# [CHALLENGE]
Copy the lines from the first one down through the line containing "representative-signature: 王治国 (389, 771, 447, 792)", both included, and leave out everything after it.

# [MATERIAL]
• • • • • • •
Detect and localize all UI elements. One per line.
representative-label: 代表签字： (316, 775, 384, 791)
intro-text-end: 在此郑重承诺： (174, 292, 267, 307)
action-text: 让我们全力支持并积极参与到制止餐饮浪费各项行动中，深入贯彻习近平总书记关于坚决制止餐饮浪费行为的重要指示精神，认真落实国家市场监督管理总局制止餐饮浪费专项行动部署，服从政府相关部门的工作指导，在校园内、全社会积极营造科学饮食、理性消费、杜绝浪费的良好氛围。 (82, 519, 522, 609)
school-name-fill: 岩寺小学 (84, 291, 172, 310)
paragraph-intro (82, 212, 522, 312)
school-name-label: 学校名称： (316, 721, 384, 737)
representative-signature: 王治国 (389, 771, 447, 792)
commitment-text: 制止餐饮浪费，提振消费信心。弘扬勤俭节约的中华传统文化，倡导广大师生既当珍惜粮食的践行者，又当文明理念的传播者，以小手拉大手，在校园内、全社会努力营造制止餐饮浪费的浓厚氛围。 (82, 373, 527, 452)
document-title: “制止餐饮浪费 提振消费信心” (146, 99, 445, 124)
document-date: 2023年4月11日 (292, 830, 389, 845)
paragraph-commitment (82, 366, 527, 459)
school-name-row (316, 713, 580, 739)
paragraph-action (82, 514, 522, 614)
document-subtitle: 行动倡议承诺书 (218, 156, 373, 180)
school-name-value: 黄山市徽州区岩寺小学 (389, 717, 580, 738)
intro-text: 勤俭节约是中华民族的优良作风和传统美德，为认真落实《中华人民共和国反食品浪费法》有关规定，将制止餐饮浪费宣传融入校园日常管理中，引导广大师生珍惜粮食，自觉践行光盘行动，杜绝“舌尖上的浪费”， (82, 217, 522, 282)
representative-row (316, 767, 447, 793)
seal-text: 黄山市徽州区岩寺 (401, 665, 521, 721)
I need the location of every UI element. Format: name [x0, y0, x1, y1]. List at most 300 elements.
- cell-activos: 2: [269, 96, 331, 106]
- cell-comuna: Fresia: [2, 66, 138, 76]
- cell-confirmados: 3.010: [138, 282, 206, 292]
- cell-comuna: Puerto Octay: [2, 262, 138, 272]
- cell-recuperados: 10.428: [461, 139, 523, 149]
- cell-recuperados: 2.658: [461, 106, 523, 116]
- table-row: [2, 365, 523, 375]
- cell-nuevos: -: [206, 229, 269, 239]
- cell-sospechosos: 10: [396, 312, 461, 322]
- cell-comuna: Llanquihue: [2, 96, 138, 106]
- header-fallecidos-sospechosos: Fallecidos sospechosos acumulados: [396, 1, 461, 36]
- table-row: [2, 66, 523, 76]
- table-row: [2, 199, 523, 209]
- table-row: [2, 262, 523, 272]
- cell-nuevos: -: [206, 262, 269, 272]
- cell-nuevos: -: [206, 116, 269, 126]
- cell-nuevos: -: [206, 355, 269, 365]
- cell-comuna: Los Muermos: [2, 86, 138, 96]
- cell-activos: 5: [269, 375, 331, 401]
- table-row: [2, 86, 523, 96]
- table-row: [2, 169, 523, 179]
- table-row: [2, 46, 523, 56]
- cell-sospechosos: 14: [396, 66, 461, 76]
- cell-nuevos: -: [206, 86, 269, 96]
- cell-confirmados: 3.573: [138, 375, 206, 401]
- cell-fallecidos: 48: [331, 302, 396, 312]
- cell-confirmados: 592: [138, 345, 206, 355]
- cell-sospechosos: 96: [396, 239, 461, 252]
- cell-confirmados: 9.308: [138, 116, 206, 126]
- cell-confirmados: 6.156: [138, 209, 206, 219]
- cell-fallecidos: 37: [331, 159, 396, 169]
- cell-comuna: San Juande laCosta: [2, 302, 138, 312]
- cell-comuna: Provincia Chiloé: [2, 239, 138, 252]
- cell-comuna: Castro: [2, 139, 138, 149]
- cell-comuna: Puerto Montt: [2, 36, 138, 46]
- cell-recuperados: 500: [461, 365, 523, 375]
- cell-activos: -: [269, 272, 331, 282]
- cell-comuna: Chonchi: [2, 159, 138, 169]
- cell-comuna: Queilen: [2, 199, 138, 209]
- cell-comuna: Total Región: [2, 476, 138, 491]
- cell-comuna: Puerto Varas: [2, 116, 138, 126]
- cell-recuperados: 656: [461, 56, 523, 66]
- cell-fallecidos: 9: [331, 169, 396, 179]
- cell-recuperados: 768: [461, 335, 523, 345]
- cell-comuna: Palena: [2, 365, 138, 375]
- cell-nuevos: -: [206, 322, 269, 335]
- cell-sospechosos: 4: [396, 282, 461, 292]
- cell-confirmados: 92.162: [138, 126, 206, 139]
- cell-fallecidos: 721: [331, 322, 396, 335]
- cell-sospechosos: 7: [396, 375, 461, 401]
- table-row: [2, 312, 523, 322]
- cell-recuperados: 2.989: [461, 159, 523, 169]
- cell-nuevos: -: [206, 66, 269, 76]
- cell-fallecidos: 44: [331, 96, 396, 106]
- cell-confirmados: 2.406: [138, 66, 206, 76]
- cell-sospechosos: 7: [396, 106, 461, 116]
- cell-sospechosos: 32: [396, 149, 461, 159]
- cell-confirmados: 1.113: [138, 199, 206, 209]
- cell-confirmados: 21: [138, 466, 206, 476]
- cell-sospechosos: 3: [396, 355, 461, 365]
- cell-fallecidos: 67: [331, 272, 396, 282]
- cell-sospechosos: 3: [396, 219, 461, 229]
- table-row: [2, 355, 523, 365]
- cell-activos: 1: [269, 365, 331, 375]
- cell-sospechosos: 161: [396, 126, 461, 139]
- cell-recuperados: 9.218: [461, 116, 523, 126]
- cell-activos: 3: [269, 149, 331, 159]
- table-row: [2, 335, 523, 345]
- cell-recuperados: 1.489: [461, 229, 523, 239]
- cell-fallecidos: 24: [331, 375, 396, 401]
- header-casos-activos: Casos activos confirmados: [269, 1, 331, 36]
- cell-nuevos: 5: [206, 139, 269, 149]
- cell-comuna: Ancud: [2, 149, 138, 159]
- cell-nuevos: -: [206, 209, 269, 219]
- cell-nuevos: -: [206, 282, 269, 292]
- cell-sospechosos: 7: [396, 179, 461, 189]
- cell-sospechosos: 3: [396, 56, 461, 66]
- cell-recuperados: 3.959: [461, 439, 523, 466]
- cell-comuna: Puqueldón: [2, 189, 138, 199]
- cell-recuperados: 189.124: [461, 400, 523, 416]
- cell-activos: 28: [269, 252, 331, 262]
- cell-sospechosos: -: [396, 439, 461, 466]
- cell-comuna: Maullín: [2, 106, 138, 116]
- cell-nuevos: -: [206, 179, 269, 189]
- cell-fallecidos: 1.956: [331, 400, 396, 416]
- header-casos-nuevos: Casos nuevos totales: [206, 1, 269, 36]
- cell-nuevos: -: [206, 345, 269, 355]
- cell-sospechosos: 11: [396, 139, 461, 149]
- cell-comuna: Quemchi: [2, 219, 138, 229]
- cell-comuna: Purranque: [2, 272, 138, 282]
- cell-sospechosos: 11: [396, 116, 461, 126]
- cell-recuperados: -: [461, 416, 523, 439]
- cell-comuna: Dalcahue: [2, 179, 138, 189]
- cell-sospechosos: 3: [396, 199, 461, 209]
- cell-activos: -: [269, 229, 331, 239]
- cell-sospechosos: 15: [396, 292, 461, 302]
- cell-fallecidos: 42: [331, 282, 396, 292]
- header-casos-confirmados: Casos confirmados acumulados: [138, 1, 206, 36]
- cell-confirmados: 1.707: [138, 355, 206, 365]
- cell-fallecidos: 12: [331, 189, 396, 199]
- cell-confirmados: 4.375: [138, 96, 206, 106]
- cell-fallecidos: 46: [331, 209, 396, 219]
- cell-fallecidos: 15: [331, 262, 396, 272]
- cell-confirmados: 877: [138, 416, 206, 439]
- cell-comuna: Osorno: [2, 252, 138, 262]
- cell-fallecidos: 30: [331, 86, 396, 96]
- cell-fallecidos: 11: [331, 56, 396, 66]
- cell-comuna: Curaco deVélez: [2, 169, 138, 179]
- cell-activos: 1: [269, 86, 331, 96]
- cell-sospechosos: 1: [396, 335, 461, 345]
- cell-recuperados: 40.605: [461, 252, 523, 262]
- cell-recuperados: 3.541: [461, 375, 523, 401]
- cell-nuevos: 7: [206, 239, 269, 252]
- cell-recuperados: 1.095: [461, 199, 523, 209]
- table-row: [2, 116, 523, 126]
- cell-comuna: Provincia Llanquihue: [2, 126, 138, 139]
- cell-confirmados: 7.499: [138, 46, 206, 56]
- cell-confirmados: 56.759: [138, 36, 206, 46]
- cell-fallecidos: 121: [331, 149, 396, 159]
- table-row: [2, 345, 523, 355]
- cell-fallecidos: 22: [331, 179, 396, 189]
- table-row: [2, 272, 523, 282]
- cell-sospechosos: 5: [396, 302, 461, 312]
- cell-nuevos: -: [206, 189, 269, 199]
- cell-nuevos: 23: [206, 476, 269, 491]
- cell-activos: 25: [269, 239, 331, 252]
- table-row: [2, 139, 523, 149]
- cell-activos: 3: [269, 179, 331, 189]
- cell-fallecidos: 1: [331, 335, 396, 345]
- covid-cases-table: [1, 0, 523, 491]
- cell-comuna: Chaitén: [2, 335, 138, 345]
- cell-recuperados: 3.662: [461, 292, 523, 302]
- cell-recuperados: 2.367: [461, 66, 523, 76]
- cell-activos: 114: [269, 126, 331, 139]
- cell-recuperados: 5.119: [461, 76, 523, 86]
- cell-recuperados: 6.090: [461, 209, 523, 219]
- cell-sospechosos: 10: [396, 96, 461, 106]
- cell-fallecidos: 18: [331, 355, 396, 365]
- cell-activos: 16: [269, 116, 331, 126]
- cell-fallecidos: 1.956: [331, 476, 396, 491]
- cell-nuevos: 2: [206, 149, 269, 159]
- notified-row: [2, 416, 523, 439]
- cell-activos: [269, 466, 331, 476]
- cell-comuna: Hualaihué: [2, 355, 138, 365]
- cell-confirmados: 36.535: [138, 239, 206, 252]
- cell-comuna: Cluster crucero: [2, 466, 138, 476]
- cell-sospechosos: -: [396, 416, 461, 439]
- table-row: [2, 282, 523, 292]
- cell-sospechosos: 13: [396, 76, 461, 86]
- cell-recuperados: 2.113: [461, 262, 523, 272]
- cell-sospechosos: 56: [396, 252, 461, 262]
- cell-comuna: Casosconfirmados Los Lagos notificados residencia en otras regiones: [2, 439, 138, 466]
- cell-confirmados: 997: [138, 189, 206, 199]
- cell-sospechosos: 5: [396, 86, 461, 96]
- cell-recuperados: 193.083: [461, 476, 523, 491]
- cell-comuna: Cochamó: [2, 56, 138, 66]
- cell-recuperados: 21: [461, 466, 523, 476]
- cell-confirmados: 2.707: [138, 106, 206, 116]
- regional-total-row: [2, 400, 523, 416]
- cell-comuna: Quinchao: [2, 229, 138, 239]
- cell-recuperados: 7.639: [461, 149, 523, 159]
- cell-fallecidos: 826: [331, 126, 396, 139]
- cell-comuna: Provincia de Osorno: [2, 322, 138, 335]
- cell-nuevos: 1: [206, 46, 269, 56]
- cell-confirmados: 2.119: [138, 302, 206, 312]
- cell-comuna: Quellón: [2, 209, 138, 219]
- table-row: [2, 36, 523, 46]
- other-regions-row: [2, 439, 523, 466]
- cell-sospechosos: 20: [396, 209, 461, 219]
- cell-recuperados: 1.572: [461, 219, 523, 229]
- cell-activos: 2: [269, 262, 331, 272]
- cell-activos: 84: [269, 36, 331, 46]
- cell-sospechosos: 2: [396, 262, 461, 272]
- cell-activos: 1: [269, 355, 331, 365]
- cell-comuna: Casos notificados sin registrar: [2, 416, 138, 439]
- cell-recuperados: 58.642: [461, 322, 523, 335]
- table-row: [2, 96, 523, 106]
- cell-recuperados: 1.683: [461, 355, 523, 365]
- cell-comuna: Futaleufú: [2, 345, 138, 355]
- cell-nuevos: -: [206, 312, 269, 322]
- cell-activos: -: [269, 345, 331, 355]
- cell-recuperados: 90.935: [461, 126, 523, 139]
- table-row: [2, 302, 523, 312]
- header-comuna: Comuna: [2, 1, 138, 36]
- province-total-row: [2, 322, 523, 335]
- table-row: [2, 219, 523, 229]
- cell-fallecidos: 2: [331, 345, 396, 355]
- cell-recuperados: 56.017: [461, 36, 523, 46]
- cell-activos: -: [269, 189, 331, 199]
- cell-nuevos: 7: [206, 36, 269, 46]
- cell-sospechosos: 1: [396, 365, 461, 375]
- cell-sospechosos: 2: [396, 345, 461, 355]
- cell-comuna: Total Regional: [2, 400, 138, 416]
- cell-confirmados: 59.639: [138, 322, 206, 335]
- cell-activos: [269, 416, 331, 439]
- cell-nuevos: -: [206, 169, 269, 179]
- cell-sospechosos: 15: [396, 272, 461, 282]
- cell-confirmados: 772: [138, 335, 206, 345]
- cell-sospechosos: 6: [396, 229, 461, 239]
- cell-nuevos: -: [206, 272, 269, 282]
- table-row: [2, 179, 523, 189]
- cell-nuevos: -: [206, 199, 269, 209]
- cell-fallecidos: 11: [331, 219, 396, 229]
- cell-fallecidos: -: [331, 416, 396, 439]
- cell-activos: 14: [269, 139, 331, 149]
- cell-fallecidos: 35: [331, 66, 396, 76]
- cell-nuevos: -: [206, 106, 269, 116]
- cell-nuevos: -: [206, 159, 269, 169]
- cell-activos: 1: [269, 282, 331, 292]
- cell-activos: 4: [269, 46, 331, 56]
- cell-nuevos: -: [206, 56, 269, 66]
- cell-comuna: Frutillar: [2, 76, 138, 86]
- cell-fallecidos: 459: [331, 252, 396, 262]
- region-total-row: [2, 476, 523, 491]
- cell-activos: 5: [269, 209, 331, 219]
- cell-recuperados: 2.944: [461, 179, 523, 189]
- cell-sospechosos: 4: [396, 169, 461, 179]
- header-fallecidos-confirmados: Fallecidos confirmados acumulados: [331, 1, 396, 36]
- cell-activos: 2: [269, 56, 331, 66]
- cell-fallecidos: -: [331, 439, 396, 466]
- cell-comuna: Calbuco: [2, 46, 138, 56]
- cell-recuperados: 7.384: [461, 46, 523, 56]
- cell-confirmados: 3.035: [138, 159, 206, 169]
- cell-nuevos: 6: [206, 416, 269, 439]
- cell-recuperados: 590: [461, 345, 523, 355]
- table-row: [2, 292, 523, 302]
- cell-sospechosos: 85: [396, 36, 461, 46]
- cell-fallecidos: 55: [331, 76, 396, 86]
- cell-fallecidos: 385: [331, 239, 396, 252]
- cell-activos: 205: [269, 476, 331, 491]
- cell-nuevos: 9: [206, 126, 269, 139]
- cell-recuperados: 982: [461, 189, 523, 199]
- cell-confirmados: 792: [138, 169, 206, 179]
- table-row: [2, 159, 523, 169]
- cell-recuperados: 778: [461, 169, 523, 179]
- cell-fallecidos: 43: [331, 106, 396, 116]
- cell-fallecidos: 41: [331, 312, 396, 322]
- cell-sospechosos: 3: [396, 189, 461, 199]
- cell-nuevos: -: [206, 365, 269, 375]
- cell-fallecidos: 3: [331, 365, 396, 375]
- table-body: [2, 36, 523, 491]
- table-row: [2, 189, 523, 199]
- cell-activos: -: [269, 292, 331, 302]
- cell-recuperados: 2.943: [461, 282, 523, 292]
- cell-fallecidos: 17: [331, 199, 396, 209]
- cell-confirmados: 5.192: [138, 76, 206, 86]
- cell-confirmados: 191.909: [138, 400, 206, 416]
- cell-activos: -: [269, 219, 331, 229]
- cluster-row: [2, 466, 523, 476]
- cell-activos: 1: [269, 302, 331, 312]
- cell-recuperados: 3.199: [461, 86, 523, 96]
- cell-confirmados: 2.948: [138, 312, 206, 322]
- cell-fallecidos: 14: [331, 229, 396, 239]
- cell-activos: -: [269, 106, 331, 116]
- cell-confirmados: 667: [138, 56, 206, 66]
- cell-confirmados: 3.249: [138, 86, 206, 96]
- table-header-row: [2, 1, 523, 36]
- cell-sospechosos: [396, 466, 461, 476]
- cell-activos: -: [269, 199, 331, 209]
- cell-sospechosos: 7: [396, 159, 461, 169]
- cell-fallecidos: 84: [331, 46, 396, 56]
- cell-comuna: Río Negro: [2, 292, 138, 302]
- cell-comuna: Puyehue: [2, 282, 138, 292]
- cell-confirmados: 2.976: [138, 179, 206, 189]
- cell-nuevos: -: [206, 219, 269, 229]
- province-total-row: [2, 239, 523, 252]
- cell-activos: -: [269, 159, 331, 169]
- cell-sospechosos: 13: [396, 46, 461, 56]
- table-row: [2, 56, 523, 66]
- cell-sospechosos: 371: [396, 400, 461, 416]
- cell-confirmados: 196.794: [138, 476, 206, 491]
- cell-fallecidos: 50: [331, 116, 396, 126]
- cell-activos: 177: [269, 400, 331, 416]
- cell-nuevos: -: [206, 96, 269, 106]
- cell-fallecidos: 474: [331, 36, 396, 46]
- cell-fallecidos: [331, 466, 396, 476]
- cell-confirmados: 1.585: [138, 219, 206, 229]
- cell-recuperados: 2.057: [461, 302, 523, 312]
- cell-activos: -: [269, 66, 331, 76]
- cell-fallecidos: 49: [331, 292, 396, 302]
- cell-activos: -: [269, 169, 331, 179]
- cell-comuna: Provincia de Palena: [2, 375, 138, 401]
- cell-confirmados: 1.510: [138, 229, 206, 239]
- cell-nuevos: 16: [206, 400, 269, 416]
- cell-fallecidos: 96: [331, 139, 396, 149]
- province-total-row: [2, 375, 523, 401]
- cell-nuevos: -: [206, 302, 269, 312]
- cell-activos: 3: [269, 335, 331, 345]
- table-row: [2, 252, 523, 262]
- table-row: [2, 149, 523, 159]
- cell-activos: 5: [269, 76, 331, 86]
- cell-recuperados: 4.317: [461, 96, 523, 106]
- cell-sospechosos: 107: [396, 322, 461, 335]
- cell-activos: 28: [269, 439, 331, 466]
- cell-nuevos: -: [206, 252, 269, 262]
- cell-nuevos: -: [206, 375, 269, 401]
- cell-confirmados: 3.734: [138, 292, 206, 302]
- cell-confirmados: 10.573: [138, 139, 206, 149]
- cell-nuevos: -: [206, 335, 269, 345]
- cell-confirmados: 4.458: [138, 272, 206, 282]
• • • • • • •
# [OUTPUT OF THE TASK]
Detect and localize all UI elements. One per line.
representative-label: 代表签字： (316, 775, 384, 791)
intro-text-end: 在此郑重承诺： (174, 292, 267, 307)
action-text: 让我们全力支持并积极参与到制止餐饮浪费各项行动中，深入贯彻习近平总书记关于坚决制止餐饮浪费行为的重要指示精神，认真落实国家市场监督管理总局制止餐饮浪费专项行动部署，服从政府相关部门的工作指导，在校园内、全社会积极营造科学饮食、理性消费、杜绝浪费的良好氛围。 (82, 519, 522, 609)
school-name-fill: 岩寺小学 (84, 291, 172, 310)
paragraph-intro (82, 212, 522, 312)
school-name-label: 学校名称： (316, 721, 384, 737)
representative-signature: 王治国 (389, 771, 447, 792)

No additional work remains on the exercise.